### Written problem:
Across the listing below, how many lines hold "Administration"? Reply with the number by itself.

(Collection entries)
......
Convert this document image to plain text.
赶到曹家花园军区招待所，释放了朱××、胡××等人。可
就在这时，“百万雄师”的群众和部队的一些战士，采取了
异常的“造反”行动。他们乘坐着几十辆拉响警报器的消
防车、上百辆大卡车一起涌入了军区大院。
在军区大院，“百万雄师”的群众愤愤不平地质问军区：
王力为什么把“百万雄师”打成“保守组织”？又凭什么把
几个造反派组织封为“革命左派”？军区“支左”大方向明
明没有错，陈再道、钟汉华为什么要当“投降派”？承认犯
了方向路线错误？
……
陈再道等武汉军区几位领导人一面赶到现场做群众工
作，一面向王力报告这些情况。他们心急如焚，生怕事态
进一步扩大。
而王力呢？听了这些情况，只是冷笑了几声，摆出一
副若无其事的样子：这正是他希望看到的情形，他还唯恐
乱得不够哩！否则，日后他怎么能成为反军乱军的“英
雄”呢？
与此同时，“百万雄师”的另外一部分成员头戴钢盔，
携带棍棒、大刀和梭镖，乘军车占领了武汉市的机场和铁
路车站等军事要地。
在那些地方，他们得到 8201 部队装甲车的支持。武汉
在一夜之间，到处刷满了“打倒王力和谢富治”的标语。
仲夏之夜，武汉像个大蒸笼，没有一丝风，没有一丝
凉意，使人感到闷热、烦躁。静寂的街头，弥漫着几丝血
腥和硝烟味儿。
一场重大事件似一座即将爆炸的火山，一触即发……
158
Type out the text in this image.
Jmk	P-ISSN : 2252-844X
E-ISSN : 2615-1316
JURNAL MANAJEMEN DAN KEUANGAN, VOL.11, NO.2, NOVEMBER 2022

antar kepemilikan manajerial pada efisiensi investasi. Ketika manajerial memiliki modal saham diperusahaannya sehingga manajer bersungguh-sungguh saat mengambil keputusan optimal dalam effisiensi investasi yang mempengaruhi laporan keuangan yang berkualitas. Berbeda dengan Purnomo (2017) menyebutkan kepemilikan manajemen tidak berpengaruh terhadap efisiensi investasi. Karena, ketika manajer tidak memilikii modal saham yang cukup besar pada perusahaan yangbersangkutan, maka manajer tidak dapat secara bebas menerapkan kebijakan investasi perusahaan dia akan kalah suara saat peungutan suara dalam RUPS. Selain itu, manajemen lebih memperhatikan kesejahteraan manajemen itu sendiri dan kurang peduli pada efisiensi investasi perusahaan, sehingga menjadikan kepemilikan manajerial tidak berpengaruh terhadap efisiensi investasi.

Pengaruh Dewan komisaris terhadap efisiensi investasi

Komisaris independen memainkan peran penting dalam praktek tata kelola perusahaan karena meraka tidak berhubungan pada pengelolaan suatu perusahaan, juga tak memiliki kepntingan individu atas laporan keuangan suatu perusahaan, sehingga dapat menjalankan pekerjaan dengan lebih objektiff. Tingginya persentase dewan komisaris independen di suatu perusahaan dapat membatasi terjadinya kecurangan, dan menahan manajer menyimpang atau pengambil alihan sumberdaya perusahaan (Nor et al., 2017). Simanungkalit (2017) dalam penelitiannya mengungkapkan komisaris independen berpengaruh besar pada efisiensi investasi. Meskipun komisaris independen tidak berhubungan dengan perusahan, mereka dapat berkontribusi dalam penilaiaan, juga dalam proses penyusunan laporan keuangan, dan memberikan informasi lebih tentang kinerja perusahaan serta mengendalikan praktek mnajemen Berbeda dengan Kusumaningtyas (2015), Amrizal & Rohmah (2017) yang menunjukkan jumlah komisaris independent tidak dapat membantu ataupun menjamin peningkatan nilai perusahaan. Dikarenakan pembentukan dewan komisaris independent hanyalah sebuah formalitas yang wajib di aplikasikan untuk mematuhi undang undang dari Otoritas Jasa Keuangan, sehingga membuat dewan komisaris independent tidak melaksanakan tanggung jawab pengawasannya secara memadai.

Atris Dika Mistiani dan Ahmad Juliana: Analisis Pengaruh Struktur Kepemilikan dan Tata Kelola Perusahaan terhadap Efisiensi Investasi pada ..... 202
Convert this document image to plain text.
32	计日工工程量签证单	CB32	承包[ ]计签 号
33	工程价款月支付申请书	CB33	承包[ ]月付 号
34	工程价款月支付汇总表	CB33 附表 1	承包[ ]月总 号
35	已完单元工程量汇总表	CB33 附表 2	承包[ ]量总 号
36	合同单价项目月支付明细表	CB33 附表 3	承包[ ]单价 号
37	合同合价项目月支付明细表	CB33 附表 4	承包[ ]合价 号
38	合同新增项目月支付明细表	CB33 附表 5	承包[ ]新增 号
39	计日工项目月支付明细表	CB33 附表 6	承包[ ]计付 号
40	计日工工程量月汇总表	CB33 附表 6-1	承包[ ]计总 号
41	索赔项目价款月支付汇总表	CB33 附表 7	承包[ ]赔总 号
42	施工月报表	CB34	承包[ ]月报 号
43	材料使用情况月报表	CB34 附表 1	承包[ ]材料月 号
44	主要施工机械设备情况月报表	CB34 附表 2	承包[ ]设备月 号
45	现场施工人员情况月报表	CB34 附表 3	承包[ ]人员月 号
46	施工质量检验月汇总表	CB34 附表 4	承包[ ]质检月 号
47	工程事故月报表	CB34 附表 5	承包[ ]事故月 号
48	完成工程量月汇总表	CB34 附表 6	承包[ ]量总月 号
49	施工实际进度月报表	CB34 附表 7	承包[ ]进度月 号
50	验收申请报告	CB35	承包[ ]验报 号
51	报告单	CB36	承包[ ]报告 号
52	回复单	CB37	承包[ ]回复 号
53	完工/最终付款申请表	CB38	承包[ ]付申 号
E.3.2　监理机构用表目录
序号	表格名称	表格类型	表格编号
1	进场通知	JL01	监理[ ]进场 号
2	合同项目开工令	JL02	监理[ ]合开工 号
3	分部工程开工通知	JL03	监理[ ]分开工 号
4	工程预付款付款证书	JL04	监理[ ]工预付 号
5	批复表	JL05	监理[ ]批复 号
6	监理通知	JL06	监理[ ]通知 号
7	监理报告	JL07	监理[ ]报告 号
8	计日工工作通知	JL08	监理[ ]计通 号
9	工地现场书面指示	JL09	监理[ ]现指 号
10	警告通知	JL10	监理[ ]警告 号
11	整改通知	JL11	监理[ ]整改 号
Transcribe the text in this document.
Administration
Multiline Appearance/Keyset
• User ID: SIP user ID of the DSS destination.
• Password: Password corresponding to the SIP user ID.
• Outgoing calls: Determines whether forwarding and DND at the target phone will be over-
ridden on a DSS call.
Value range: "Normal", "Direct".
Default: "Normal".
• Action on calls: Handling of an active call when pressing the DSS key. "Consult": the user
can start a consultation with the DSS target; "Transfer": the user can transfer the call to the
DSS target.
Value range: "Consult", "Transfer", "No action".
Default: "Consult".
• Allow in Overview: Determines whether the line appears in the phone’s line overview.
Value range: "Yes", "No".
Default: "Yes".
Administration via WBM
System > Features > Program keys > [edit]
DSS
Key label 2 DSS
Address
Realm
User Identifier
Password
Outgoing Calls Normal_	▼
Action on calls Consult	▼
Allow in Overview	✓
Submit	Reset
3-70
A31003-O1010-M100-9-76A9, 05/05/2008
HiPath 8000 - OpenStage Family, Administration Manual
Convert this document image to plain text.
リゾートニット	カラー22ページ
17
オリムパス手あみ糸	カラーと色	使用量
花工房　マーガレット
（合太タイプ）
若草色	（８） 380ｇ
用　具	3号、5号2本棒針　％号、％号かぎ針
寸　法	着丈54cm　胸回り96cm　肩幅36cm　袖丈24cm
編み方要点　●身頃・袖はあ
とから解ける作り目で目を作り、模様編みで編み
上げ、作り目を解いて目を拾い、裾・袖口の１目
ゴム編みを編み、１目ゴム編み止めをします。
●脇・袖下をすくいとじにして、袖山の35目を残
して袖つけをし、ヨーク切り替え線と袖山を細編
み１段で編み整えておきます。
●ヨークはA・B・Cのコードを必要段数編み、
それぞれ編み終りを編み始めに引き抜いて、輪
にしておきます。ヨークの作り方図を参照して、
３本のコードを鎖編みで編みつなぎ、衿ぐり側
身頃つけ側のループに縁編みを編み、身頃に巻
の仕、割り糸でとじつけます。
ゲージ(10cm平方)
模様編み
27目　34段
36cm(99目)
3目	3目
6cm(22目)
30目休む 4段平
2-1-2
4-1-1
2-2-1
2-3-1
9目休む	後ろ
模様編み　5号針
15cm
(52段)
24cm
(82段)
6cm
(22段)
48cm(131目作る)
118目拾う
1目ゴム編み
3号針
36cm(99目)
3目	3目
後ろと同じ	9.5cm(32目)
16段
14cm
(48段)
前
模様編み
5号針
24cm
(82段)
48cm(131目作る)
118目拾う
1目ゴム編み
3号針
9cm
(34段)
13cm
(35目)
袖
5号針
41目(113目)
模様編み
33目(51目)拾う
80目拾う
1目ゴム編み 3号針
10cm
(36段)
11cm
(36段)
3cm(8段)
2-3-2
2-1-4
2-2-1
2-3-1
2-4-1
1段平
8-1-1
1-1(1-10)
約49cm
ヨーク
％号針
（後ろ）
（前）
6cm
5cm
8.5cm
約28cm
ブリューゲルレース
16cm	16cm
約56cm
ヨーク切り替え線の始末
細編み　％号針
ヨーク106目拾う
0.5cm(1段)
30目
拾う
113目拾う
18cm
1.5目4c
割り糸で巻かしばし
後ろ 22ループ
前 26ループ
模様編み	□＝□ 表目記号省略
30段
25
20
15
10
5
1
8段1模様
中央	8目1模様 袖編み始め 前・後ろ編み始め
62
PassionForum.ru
......
### Exercise output:
3